#### [Aim]
Scan the data below. Pull out each line where "production" occurs.

-- START OF Material shown --

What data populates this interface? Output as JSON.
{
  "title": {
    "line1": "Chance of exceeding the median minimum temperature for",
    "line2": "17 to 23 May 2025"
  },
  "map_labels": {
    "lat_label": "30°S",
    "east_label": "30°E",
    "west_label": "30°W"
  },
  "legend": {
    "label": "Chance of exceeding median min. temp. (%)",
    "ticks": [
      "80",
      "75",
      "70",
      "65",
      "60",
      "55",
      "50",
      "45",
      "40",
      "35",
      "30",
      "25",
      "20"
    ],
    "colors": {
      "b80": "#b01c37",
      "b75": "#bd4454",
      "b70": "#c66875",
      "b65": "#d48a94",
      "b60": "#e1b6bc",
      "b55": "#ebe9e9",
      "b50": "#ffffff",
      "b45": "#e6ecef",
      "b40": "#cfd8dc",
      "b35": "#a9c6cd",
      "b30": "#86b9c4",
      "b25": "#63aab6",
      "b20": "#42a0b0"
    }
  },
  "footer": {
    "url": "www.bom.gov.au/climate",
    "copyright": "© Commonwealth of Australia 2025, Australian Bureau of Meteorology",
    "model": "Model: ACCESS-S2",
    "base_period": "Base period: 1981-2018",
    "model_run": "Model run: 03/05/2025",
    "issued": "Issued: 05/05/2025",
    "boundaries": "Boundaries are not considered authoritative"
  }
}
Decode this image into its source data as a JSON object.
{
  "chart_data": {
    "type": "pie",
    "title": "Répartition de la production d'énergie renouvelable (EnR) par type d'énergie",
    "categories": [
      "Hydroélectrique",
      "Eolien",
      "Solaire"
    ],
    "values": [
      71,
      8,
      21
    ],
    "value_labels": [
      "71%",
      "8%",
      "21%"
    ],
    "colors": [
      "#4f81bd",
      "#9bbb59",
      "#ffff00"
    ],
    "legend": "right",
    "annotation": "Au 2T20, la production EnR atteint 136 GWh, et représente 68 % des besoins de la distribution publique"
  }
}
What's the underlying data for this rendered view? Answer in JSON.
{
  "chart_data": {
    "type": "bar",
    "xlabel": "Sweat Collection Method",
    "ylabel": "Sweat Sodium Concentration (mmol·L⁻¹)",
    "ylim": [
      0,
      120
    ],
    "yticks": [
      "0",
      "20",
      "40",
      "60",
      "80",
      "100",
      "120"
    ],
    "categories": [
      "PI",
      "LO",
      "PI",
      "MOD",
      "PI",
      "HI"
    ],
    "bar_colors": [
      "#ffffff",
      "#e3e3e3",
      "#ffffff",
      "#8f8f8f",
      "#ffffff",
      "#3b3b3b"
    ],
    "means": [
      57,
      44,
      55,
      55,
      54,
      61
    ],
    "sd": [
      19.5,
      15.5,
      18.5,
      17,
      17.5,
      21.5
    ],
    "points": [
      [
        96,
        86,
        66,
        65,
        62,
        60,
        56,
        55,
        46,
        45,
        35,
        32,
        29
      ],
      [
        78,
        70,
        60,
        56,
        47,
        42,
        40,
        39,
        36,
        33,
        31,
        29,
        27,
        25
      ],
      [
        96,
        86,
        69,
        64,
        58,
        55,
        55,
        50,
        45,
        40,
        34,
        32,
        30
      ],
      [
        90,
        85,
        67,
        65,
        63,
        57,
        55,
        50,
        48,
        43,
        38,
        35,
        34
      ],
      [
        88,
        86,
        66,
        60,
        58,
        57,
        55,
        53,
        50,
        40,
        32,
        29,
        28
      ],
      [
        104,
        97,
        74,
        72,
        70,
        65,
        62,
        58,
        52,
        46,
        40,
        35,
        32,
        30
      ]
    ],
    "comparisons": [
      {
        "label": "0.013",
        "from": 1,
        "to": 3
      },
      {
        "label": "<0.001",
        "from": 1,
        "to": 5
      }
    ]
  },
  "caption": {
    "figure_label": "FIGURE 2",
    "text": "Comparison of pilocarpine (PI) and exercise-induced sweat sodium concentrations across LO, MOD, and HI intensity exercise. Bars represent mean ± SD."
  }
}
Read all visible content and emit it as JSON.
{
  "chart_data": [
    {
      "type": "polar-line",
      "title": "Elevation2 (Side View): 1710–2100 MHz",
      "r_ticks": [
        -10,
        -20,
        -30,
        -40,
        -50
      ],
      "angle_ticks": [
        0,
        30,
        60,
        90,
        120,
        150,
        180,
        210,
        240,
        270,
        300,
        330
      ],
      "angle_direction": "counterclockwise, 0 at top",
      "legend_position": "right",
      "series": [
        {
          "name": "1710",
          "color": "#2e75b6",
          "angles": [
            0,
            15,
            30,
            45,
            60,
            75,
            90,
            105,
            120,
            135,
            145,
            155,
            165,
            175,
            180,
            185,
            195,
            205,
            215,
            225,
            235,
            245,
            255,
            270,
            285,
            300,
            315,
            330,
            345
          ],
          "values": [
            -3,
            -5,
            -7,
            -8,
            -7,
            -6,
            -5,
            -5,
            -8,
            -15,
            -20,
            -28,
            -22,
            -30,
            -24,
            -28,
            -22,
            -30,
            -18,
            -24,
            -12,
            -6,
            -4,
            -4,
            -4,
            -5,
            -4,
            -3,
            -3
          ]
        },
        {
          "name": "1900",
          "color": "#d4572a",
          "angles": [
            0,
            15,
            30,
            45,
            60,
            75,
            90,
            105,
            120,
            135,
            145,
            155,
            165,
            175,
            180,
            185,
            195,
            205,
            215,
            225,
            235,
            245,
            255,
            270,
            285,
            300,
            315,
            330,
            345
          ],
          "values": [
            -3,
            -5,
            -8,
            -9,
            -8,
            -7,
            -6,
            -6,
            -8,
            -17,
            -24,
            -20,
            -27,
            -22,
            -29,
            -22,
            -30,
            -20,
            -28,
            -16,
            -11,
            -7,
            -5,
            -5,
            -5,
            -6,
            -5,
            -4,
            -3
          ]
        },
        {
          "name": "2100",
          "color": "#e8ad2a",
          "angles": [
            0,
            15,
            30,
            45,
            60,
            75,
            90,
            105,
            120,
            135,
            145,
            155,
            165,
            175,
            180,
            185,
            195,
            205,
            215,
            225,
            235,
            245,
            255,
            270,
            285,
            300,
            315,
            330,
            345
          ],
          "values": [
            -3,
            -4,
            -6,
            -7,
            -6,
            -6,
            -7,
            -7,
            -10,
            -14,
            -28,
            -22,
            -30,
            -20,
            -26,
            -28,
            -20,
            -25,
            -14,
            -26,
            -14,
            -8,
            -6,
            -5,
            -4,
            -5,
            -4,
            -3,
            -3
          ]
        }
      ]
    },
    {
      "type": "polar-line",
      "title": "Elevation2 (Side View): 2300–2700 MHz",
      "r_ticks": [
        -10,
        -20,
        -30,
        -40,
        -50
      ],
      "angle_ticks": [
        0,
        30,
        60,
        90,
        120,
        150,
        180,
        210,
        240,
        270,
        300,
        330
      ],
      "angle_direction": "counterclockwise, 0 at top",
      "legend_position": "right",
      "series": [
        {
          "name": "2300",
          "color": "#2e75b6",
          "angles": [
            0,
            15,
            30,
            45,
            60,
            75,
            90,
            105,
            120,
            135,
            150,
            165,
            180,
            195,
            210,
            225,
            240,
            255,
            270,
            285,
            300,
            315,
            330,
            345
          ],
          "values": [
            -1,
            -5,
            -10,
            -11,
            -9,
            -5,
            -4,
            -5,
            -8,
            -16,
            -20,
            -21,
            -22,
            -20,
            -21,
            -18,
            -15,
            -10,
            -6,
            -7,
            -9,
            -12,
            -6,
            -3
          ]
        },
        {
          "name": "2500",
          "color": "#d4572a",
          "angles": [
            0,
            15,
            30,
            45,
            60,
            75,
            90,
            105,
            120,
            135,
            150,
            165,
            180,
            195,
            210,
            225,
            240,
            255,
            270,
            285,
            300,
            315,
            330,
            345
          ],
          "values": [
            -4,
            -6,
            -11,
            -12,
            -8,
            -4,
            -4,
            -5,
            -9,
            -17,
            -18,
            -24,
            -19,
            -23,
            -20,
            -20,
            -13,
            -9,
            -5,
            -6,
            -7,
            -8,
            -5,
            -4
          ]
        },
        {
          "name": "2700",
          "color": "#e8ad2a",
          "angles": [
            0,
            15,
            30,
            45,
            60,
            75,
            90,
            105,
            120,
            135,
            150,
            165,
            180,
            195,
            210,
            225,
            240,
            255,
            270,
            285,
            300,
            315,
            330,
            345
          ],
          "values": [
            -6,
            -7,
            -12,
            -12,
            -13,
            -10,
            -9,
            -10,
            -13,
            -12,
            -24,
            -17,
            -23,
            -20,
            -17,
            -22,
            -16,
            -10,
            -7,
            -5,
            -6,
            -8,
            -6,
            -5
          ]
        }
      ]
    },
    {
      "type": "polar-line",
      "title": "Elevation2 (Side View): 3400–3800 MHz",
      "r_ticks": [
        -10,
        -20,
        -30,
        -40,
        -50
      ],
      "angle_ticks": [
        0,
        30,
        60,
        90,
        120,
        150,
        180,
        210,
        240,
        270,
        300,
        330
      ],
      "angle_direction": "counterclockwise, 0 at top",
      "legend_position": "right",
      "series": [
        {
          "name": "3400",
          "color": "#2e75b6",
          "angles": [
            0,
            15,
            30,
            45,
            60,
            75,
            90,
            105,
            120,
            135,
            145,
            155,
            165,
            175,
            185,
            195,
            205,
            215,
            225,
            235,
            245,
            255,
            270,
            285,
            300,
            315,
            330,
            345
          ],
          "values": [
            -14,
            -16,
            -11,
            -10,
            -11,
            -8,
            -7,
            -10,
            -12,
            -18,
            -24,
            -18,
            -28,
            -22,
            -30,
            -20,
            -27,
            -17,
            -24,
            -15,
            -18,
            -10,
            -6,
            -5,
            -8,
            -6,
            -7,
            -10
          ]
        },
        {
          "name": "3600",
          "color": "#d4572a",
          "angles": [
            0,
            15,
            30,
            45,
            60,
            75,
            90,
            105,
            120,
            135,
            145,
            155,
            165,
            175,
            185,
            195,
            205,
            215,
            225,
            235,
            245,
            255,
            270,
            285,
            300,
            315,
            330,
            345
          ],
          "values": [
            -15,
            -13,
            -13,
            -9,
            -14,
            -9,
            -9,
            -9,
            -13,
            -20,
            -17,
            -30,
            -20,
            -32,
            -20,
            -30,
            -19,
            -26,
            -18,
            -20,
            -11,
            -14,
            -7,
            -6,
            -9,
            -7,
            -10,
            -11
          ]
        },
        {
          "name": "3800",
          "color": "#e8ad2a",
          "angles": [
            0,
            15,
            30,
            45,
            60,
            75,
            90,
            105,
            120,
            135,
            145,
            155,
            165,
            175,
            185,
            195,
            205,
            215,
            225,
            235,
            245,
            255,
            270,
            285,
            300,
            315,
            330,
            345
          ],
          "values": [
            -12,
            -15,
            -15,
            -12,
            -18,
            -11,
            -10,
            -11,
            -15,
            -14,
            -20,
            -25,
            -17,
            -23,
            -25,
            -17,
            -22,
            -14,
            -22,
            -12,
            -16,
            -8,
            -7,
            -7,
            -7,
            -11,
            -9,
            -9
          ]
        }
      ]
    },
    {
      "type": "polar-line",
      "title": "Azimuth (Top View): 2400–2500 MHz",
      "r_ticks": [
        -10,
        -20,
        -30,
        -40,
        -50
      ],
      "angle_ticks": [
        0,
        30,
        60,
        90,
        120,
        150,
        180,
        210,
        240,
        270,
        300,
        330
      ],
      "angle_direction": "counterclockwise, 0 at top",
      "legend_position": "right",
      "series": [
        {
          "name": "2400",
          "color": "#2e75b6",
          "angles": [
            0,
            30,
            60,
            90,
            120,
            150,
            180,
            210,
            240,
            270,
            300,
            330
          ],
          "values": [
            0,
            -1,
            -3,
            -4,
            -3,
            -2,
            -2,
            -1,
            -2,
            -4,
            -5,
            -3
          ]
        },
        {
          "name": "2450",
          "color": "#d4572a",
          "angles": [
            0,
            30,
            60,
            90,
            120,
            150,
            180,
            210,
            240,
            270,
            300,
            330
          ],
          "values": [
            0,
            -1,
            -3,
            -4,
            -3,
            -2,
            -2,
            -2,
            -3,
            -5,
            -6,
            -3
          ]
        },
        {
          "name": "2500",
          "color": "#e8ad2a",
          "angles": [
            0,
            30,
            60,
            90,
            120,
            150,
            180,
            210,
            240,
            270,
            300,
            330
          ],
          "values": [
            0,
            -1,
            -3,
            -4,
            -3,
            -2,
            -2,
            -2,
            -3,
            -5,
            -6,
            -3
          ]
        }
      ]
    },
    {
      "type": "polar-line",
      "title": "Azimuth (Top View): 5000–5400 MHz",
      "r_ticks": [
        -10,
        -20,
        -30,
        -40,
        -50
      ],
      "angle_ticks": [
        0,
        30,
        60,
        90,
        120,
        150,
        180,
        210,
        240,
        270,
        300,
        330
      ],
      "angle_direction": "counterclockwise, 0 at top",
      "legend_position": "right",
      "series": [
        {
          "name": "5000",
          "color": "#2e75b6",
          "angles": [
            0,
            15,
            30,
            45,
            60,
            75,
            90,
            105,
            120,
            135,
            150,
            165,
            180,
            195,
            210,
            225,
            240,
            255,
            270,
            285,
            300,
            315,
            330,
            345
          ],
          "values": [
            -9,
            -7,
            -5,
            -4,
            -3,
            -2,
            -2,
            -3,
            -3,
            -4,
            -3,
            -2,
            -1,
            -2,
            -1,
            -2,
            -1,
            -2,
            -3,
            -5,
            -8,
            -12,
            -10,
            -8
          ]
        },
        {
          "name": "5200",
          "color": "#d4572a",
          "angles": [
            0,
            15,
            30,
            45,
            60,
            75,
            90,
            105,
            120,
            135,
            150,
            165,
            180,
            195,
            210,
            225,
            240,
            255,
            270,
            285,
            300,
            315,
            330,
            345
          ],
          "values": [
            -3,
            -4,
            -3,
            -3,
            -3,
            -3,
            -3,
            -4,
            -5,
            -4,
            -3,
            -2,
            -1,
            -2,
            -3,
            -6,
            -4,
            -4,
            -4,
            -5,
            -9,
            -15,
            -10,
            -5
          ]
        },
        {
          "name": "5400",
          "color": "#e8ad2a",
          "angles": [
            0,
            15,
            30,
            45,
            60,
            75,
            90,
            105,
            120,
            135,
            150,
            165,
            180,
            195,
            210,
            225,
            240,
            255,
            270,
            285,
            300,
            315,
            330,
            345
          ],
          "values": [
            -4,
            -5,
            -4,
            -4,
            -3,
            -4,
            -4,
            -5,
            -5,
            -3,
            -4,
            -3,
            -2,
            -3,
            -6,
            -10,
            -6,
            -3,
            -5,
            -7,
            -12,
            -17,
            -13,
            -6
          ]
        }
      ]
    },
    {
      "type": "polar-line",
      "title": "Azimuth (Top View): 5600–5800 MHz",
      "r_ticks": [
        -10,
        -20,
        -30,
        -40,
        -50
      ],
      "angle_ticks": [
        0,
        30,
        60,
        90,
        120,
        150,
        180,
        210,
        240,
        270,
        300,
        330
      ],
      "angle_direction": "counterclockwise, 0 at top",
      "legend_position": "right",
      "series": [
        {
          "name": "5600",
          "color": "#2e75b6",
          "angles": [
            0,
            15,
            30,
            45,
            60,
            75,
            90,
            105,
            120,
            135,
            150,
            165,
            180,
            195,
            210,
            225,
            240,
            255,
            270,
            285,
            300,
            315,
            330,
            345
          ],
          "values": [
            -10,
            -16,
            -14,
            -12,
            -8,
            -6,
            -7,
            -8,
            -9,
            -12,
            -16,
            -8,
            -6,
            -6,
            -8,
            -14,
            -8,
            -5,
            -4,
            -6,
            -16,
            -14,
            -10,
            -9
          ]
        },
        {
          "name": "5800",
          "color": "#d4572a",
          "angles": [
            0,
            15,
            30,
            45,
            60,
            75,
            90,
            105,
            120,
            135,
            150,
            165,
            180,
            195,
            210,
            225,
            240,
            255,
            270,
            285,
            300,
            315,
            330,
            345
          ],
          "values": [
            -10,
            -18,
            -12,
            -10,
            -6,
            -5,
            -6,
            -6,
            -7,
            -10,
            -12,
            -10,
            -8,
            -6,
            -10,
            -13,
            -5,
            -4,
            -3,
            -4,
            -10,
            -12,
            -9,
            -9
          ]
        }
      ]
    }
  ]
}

-- END OF Material shown --

#### [Answer to the task]
    "title": "Répartition de la production d'énergie renouvelable (EnR) par type d'énergie",
    "annotation": "Au 2T20, la production EnR atteint 136 GWh, et représente 68 % des besoins de la distribution publique"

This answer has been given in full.